*** Given information

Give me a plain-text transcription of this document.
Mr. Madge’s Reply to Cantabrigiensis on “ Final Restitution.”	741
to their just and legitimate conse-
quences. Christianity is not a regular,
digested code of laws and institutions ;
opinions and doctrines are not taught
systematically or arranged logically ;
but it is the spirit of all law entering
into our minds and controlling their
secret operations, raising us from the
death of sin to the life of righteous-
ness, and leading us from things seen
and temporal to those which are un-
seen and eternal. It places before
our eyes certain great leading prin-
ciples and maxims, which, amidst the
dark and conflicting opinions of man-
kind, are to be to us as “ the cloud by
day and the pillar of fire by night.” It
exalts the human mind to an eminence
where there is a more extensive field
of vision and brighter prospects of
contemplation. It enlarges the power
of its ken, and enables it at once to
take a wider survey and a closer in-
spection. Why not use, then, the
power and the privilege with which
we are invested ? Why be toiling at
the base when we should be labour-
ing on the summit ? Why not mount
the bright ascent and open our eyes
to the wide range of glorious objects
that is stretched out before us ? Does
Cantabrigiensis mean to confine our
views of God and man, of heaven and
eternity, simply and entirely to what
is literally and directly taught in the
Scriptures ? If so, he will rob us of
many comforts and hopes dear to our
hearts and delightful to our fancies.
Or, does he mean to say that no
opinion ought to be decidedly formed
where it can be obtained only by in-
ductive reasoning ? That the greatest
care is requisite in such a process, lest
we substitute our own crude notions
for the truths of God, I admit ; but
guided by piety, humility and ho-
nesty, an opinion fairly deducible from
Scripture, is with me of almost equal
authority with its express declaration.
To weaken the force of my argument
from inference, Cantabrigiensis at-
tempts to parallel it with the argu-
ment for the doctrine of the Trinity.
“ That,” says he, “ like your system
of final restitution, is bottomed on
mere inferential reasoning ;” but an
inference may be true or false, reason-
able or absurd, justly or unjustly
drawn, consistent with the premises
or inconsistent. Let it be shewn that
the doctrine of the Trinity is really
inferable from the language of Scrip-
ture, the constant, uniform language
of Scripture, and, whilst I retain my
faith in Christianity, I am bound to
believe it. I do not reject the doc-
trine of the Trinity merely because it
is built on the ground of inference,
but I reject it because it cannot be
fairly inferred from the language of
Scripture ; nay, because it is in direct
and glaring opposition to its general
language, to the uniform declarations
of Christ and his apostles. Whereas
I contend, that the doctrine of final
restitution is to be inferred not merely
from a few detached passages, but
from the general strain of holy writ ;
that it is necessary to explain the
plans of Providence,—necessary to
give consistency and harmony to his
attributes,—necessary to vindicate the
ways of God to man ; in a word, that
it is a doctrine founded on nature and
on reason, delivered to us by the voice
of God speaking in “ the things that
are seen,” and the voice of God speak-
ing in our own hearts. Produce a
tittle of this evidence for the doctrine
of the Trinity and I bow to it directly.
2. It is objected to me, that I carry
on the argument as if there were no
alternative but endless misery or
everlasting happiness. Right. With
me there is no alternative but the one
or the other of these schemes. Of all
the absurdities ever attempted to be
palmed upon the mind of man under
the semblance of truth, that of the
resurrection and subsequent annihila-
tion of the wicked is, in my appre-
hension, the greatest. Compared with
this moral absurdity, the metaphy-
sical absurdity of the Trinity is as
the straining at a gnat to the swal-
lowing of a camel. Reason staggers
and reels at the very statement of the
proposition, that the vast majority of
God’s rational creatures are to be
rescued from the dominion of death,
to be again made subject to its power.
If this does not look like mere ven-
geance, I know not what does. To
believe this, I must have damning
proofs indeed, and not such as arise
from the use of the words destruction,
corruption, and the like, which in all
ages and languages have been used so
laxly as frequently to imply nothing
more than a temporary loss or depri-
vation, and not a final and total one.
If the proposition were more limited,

******

## Problem description
Repeat the records above exactly.

## Result
Give me a plain-text transcription of this document.
Mr. Madge’s Reply to Cantabrigiensis on “ Final Restitution.”	741
to their just and legitimate conse-
quences. Christianity is not a regular,
digested code of laws and institutions ;
opinions and doctrines are not taught
systematically or arranged logically ;
but it is the spirit of all law entering
into our minds and controlling their
secret operations, raising us from the
death of sin to the life of righteous-
ness, and leading us from things seen
and temporal to those which are un-
seen and eternal. It places before
our eyes certain great leading prin-
ciples and maxims, which, amidst the
dark and conflicting opinions of man-
kind, are to be to us as “ the cloud by
day and the pillar of fire by night.” It
exalts the human mind to an eminence
where there is a more extensive field
of vision and brighter prospects of
contemplation. It enlarges the power
of its ken, and enables it at once to
take a wider survey and a closer in-
spection. Why not use, then, the
power and the privilege with which
we are invested ? Why be toiling at
the base when we should be labour-
ing on the summit ? Why not mount
the bright ascent and open our eyes
to the wide range of glorious objects
that is stretched out before us ? Does
Cantabrigiensis mean to confine our
views of God and man, of heaven and
eternity, simply and entirely to what
is literally and directly taught in the
Scriptures ? If so, he will rob us of
many comforts and hopes dear to our
hearts and delightful to our fancies.
Or, does he mean to say that no
opinion ought to be decidedly formed
where it can be obtained only by in-
ductive reasoning ? That the greatest
care is requisite in such a process, lest
we substitute our own crude notions
for the truths of God, I admit ; but
guided by piety, humility and ho-
nesty, an opinion fairly deducible from
Scripture, is with me of almost equal
authority with its express declaration.
To weaken the force of my argument
from inference, Cantabrigiensis at-
tempts to parallel it with the argu-
ment for the doctrine of the Trinity.
“ That,” says he, “ like your system
of final restitution, is bottomed on
mere inferential reasoning ;” but an
inference may be true or false, reason-
able or absurd, justly or unjustly
drawn, consistent with the premises
or inconsistent. Let it be shewn that
the doctrine of the Trinity is really
inferable from the language of Scrip-
ture, the constant, uniform language
of Scripture, and, whilst I retain my
faith in Christianity, I am bound to
believe it. I do not reject the doc-
trine of the Trinity merely because it
is built on the ground of inference,
but I reject it because it cannot be
fairly inferred from the language of
Scripture ; nay, because it is in direct
and glaring opposition to its general
language, to the uniform declarations
of Christ and his apostles. Whereas
I contend, that the doctrine of final
restitution is to be inferred not merely
from a few detached passages, but
from the general strain of holy writ ;
that it is necessary to explain the
plans of Providence,—necessary to
give consistency and harmony to his
attributes,—necessary to vindicate the
ways of God to man ; in a word, that
it is a doctrine founded on nature and
on reason, delivered to us by the voice
of God speaking in “ the things that
are seen,” and the voice of God speak-
ing in our own hearts. Produce a
tittle of this evidence for the doctrine
of the Trinity and I bow to it directly.
2. It is objected to me, that I carry
on the argument as if there were no
alternative but endless misery or
everlasting happiness. Right. With
me there is no alternative but the one
or the other of these schemes. Of all
the absurdities ever attempted to be
palmed upon the mind of man under
the semblance of truth, that of the
resurrection and subsequent annihila-
tion of the wicked is, in my appre-
hension, the greatest. Compared with
this moral absurdity, the metaphy-
sical absurdity of the Trinity is as
the straining at a gnat to the swal-
lowing of a camel. Reason staggers
and reels at the very statement of the
proposition, that the vast majority of
God’s rational creatures are to be
rescued from the dominion of death,
to be again made subject to its power.
If this does not look like mere ven-
geance, I know not what does. To
believe this, I must have damning
proofs indeed, and not such as arise
from the use of the words destruction,
corruption, and the like, which in all
ages and languages have been used so
laxly as frequently to imply nothing
more than a temporary loss or depri-
vation, and not a final and total one.
If the proposition were more limited,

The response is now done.